* **Do this**:
From the listing below, pick out each line with the word "xlabel".

* **Records for processing**:
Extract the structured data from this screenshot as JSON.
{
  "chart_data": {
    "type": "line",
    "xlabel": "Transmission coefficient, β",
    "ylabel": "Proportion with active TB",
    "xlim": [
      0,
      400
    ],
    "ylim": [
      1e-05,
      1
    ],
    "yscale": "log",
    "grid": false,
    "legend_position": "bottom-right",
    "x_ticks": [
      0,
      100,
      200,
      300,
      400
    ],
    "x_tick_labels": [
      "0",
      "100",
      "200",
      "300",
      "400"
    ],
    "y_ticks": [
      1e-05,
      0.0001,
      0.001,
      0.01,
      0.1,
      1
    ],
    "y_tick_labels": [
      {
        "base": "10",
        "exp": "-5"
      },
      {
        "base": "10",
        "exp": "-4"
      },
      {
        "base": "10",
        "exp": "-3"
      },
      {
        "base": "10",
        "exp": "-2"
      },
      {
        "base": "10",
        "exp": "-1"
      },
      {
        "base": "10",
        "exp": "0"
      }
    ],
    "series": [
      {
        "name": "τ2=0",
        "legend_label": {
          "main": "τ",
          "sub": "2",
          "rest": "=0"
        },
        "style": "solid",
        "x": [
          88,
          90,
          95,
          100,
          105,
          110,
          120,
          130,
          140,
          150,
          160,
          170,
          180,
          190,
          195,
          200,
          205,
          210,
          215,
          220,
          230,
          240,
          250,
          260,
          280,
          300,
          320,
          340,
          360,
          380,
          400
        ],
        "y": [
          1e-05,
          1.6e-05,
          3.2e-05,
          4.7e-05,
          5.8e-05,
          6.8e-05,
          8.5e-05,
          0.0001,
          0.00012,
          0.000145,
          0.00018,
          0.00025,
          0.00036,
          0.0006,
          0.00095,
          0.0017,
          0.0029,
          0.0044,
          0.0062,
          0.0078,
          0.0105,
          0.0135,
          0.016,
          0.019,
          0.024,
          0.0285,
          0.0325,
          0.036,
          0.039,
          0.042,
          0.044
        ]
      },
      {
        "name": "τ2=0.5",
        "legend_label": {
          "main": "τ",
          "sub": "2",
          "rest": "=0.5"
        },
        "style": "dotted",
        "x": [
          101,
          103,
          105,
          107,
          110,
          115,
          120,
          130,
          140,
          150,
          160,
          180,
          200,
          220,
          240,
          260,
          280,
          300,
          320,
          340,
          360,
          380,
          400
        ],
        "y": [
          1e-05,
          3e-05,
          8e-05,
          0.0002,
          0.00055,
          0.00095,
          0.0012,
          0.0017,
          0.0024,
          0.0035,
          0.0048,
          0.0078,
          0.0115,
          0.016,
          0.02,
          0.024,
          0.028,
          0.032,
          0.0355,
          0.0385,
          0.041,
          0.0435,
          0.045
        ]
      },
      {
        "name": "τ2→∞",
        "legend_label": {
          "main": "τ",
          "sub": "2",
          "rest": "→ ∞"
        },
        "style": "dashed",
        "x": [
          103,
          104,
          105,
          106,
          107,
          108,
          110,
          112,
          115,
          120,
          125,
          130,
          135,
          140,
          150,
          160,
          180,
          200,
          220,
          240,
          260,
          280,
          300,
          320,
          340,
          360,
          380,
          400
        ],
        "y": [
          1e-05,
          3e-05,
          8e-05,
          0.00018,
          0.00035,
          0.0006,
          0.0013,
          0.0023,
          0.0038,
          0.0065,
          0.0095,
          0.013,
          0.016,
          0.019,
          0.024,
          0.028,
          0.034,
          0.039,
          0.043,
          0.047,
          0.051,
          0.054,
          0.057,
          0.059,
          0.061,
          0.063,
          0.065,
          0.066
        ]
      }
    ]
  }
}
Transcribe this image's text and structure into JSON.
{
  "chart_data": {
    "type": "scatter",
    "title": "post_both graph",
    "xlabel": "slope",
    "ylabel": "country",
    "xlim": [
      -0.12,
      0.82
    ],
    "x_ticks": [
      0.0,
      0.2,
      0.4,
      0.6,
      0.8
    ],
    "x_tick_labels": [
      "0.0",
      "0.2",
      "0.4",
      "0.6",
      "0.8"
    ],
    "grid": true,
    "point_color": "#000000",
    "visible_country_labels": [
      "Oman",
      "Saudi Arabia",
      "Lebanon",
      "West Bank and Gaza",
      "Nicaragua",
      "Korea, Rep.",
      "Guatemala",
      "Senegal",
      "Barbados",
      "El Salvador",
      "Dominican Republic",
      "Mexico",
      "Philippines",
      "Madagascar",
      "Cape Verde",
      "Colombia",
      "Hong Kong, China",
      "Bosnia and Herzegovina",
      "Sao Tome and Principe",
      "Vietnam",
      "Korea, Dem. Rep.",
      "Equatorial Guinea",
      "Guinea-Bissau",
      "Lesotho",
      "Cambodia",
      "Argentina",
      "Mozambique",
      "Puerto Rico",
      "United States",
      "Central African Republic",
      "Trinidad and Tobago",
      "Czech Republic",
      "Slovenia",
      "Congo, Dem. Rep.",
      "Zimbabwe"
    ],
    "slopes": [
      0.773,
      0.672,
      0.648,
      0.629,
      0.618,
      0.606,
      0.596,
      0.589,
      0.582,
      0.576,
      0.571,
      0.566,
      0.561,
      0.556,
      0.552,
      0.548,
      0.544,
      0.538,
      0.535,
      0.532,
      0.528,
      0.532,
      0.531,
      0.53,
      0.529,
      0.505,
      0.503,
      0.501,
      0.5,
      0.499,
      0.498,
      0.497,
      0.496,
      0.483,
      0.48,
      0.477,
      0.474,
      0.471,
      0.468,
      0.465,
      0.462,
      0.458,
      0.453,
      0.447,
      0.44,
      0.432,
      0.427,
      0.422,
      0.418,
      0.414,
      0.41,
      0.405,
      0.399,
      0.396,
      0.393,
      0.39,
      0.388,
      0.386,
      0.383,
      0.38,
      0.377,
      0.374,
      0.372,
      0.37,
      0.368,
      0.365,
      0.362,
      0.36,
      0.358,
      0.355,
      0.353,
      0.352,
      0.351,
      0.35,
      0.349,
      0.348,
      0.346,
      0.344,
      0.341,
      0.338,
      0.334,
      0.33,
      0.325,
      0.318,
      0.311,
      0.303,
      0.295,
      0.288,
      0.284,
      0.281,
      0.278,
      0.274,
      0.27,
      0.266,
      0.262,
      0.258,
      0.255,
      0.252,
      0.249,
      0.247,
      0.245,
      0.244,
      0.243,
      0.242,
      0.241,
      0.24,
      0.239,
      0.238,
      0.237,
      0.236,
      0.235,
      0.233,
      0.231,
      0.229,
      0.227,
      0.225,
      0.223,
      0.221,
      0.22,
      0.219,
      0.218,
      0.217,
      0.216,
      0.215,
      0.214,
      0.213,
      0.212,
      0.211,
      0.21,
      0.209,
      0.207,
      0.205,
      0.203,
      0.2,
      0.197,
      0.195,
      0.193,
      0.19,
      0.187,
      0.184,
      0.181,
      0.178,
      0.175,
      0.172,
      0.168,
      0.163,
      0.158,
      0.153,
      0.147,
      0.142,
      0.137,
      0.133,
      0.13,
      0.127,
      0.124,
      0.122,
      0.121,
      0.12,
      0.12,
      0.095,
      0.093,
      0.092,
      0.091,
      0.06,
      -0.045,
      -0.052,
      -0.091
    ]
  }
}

* **The result**:
    "xlabel": "Transmission coefficient, β",
    "xlabel": "slope",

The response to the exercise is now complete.